(Recorded data)

● ● ● ●

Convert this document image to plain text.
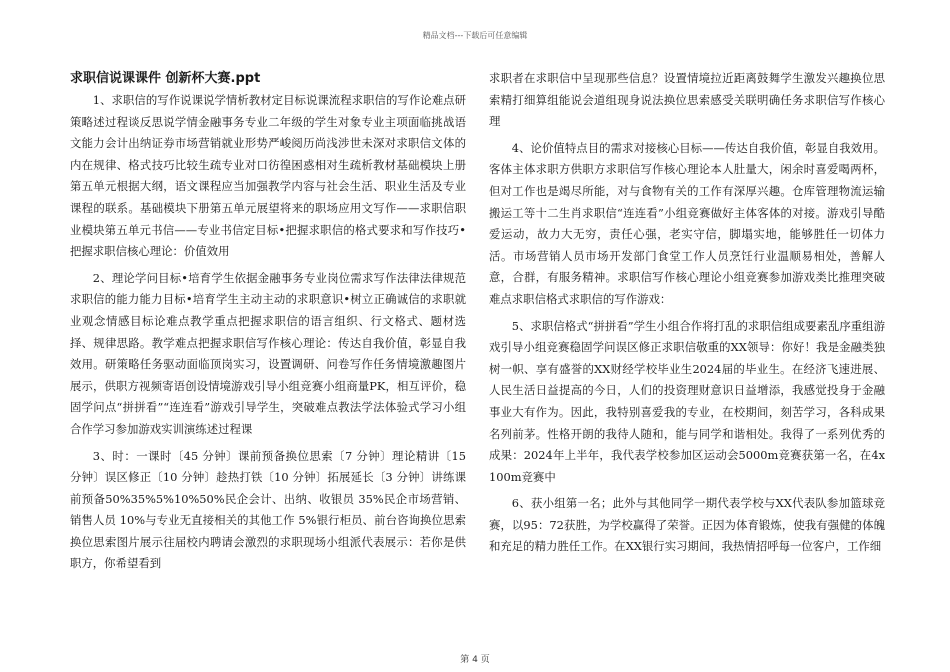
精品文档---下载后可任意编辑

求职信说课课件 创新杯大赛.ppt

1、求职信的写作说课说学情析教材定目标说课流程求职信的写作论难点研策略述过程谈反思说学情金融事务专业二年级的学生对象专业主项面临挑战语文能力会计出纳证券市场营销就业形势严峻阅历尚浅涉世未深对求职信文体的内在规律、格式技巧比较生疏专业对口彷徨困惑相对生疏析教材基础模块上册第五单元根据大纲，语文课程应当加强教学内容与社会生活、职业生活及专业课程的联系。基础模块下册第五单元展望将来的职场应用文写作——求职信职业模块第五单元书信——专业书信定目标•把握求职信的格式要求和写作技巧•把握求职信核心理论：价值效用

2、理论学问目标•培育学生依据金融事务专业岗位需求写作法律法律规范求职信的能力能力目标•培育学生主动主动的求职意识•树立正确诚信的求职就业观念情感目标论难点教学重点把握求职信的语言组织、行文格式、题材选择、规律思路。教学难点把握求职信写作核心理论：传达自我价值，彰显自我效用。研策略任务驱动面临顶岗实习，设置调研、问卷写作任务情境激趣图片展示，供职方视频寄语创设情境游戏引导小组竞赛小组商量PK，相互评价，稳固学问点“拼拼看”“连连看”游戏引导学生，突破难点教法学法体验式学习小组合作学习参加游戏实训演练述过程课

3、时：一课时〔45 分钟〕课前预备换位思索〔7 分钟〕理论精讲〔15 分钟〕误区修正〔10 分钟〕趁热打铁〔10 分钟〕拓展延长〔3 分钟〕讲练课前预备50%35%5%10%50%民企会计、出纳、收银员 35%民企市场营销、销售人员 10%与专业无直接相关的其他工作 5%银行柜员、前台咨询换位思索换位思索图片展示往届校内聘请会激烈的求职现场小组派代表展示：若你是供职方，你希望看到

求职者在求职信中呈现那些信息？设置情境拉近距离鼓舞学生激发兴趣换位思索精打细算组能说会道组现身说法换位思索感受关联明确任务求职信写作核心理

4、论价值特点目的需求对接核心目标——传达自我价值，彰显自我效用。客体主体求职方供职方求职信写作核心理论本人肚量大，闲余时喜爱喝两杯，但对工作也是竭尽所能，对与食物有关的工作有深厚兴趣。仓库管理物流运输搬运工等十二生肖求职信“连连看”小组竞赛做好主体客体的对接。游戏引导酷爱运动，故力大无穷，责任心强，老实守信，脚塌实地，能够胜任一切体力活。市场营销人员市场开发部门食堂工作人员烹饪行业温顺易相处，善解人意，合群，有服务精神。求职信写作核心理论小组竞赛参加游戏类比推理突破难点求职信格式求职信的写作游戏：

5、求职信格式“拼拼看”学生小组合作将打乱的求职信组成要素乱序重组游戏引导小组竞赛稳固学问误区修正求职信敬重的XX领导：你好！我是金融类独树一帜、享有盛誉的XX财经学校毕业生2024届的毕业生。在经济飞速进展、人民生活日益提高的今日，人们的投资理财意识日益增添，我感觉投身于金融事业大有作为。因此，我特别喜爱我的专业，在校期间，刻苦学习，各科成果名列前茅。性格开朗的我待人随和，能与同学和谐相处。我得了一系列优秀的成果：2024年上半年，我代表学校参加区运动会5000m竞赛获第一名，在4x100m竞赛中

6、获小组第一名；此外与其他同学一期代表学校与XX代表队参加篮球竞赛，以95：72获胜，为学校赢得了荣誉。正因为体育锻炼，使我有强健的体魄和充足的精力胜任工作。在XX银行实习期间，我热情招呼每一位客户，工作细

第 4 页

● ● ● ●

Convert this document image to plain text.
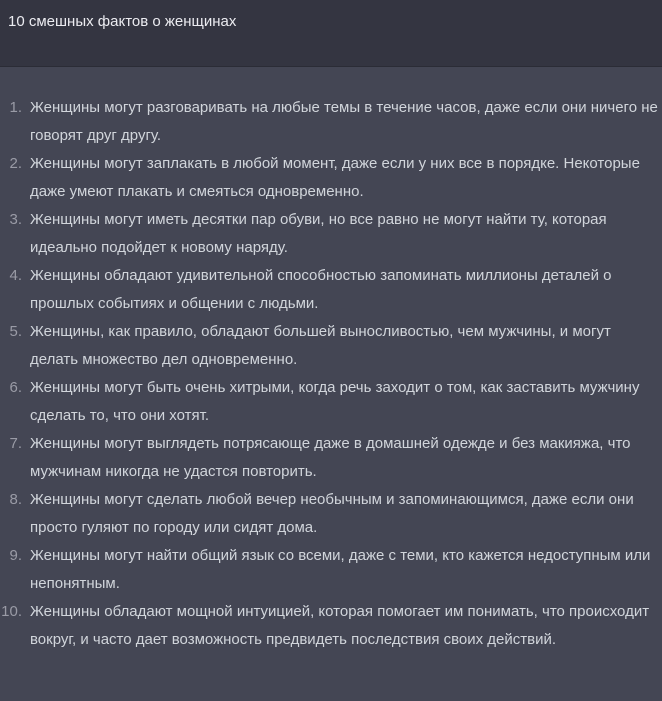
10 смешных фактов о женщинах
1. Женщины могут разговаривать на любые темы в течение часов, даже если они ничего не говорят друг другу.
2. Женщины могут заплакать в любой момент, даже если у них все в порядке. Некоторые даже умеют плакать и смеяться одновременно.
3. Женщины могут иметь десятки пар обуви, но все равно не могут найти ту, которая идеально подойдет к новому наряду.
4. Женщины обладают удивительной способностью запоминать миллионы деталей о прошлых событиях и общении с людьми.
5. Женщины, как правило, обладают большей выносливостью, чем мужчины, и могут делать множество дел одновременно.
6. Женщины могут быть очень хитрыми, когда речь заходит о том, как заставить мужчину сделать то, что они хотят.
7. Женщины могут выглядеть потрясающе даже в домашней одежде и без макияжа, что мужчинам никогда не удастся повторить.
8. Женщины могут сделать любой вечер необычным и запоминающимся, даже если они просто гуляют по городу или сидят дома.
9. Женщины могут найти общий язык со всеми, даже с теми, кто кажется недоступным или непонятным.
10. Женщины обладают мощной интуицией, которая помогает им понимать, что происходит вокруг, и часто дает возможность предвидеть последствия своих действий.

● ● ● ●

- [Task to complete]: Work out how many lines above contain the word "могут". Give only the number.

- [Written reply]: 8